Directive
Without the images, write out the whole listing exactly.

Records shown
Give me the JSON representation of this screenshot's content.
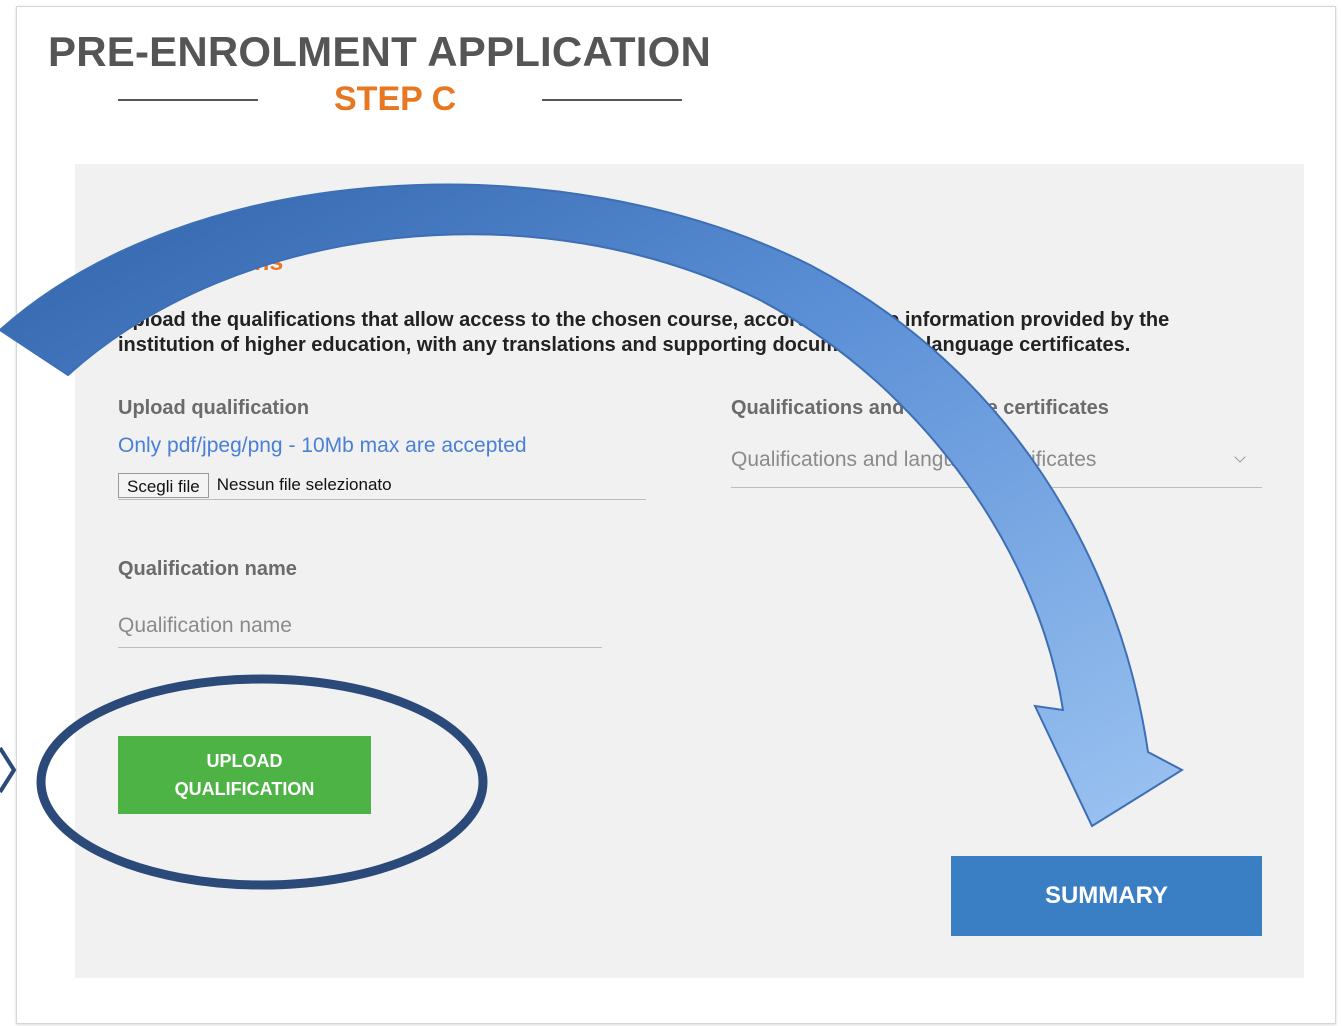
{
  "header": {
    "title": "PRE-ENROLMENT APPLICATION",
    "step": "STEP C"
  },
  "qualifications": {
    "section_title": "Qualifications",
    "instructions": "Upload the qualifications that allow access to the chosen course, according to the information provided by the institution of higher education, with any translations and supporting documents and language certificates.",
    "upload": {
      "label": "Upload qualification",
      "hint": "Only pdf/jpeg/png - 10Mb max are accepted",
      "choose_file_button": "Scegli file",
      "file_status": "Nessun file selezionato"
    },
    "certificates": {
      "label": "Qualifications and language certificates",
      "selected_value": "Qualifications and language certificates"
    },
    "name": {
      "label": "Qualification name",
      "placeholder": "Qualification name"
    },
    "upload_button": {
      "line1": "UPLOAD",
      "line2": "QUALIFICATION"
    },
    "summary_button": "SUMMARY"
  },
  "colors": {
    "accent_orange": "#e87722",
    "hint_blue": "#4a7fd6",
    "upload_green": "#4db345",
    "summary_blue": "#3a7ec4",
    "panel_bg": "#f1f1f1",
    "annotation_arrow": "#3a6fb8",
    "annotation_ring": "#2b4a7a"
  },
  "annotations": {
    "arrow_icon": "curved-arrow-icon",
    "ring_icon": "highlight-ellipse-icon",
    "pointer_icon": "chevron-right-icon"
  }
}
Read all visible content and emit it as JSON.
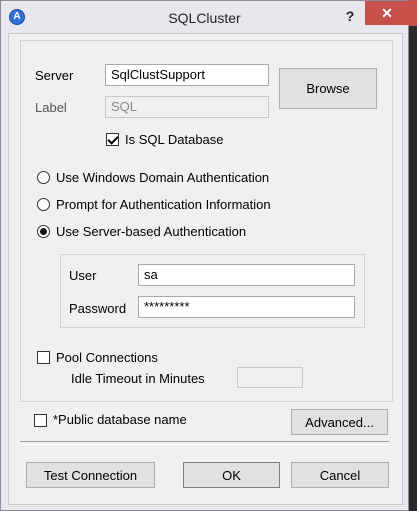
{
  "window": {
    "title": "SQLCluster",
    "app_icon_glyph": "A",
    "help_label": "?",
    "close_label": "✕"
  },
  "server": {
    "label": "Server",
    "value": "SqlClustSupport",
    "browse_label": "Browse"
  },
  "label_field": {
    "label": "Label",
    "value": "SQL"
  },
  "is_sql_database": {
    "label": "Is SQL Database",
    "checked": true
  },
  "auth": {
    "options": [
      {
        "label": "Use Windows Domain Authentication",
        "selected": false
      },
      {
        "label": "Prompt for Authentication Information",
        "selected": false
      },
      {
        "label": "Use Server-based Authentication",
        "selected": true
      }
    ]
  },
  "credentials": {
    "user_label": "User",
    "user_value": "sa",
    "password_label": "Password",
    "password_value": "*********"
  },
  "pool": {
    "label": "Pool Connections",
    "checked": false,
    "idle_timeout_label": "Idle Timeout in Minutes",
    "idle_timeout_value": ""
  },
  "public_db": {
    "label": "*Public database name",
    "checked": false,
    "advanced_label": "Advanced..."
  },
  "footer": {
    "test_label": "Test Connection",
    "ok_label": "OK",
    "cancel_label": "Cancel"
  },
  "colors": {
    "close_button": "#c7504b",
    "window_frame": "#e9e7ee",
    "client_bg": "#f0f0f0"
  }
}
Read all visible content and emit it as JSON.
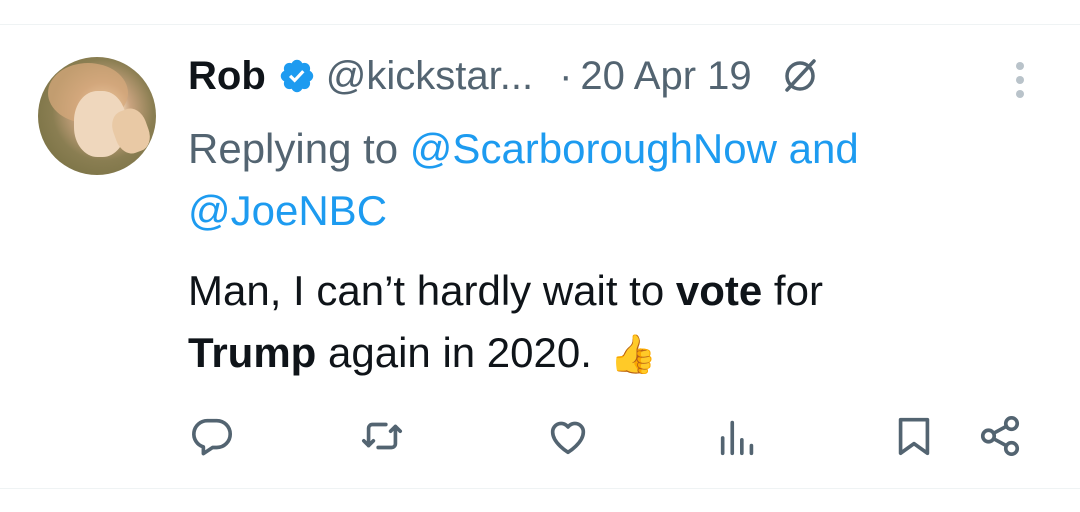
{
  "tweet": {
    "author_name": "Rob",
    "author_handle": "@kickstar...",
    "separator": "·",
    "date": "20 Apr 19",
    "replying_prefix": "Replying to ",
    "replying_to_1": "@ScarboroughNow",
    "replying_and": " and",
    "replying_to_2": "@JoeNBC",
    "text_part1": "Man, I can’t hardly wait to ",
    "text_bold1": "vote",
    "text_part2": " for ",
    "text_bold2": "Trump",
    "text_part3": " again in 2020. ",
    "emoji": "👍"
  },
  "icons": {
    "verified": "verified-badge-icon",
    "grok": "grok-icon",
    "more": "more-vertical-icon",
    "reply": "reply-icon",
    "retweet": "retweet-icon",
    "like": "heart-icon",
    "views": "views-icon",
    "bookmark": "bookmark-icon",
    "share": "share-icon"
  },
  "colors": {
    "text": "#0f1419",
    "secondary": "#536471",
    "link": "#1d9bf0",
    "verified": "#1d9bf0"
  }
}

Task response
Give me the JSON representation of this screenshot's content.
{
  "header": {
    "title": "PRE-ENROLMENT APPLICATION",
    "step": "STEP C"
  },
  "qualifications": {
    "section_title": "Qualifications",
    "instructions": "Upload the qualifications that allow access to the chosen course, according to the information provided by the institution of higher education, with any translations and supporting documents and language certificates.",
    "upload": {
      "label": "Upload qualification",
      "hint": "Only pdf/jpeg/png - 10Mb max are accepted",
      "choose_file_button": "Scegli file",
      "file_status": "Nessun file selezionato"
    },
    "certificates": {
      "label": "Qualifications and language certificates",
      "selected_value": "Qualifications and language certificates"
    },
    "name": {
      "label": "Qualification name",
      "placeholder": "Qualification name"
    },
    "upload_button": {
      "line1": "UPLOAD",
      "line2": "QUALIFICATION"
    },
    "summary_button": "SUMMARY"
  },
  "colors": {
    "accent_orange": "#e87722",
    "hint_blue": "#4a7fd6",
    "upload_green": "#4db345",
    "summary_blue": "#3a7ec4",
    "panel_bg": "#f1f1f1",
    "annotation_arrow": "#3a6fb8",
    "annotation_ring": "#2b4a7a"
  },
  "annotations": {
    "arrow_icon": "curved-arrow-icon",
    "ring_icon": "highlight-ellipse-icon",
    "pointer_icon": "chevron-right-icon"
  }
}
Read all visible content and emit it as JSON.
{
  "window": {
    "title": "SQLCluster",
    "app_icon_glyph": "A",
    "help_label": "?",
    "close_label": "✕"
  },
  "server": {
    "label": "Server",
    "value": "SqlClustSupport",
    "browse_label": "Browse"
  },
  "label_field": {
    "label": "Label",
    "value": "SQL"
  },
  "is_sql_database": {
    "label": "Is SQL Database",
    "checked": true
  },
  "auth": {
    "options": [
      {
        "label": "Use Windows Domain Authentication",
        "selected": false
      },
      {
        "label": "Prompt for Authentication Information",
        "selected": false
      },
      {
        "label": "Use Server-based Authentication",
        "selected": true
      }
    ]
  },
  "credentials": {
    "user_label": "User",
    "user_value": "sa",
    "password_label": "Password",
    "password_value": "*********"
  },
  "pool": {
    "label": "Pool Connections",
    "checked": false,
    "idle_timeout_label": "Idle Timeout in Minutes",
    "idle_timeout_value": ""
  },
  "public_db": {
    "label": "*Public database name",
    "checked": false,
    "advanced_label": "Advanced..."
  },
  "footer": {
    "test_label": "Test Connection",
    "ok_label": "OK",
    "cancel_label": "Cancel"
  },
  "colors": {
    "close_button": "#c7504b",
    "window_frame": "#e9e7ee",
    "client_bg": "#f0f0f0"
  }
}
Read all visible content and emit it as JSON.
{
  "tweet": {
    "author_name": "Rob",
    "author_handle": "@kickstar...",
    "separator": "·",
    "date": "20 Apr 19",
    "replying_prefix": "Replying to ",
    "replying_to_1": "@ScarboroughNow",
    "replying_and": " and",
    "replying_to_2": "@JoeNBC",
    "text_part1": "Man, I can’t hardly wait to ",
    "text_bold1": "vote",
    "text_part2": " for ",
    "text_bold2": "Trump",
    "text_part3": " again in 2020. ",
    "emoji": "👍"
  },
  "icons": {
    "verified": "verified-badge-icon",
    "grok": "grok-icon",
    "more": "more-vertical-icon",
    "reply": "reply-icon",
    "retweet": "retweet-icon",
    "like": "heart-icon",
    "views": "views-icon",
    "bookmark": "bookmark-icon",
    "share": "share-icon"
  },
  "colors": {
    "text": "#0f1419",
    "secondary": "#536471",
    "link": "#1d9bf0",
    "verified": "#1d9bf0"
  }
}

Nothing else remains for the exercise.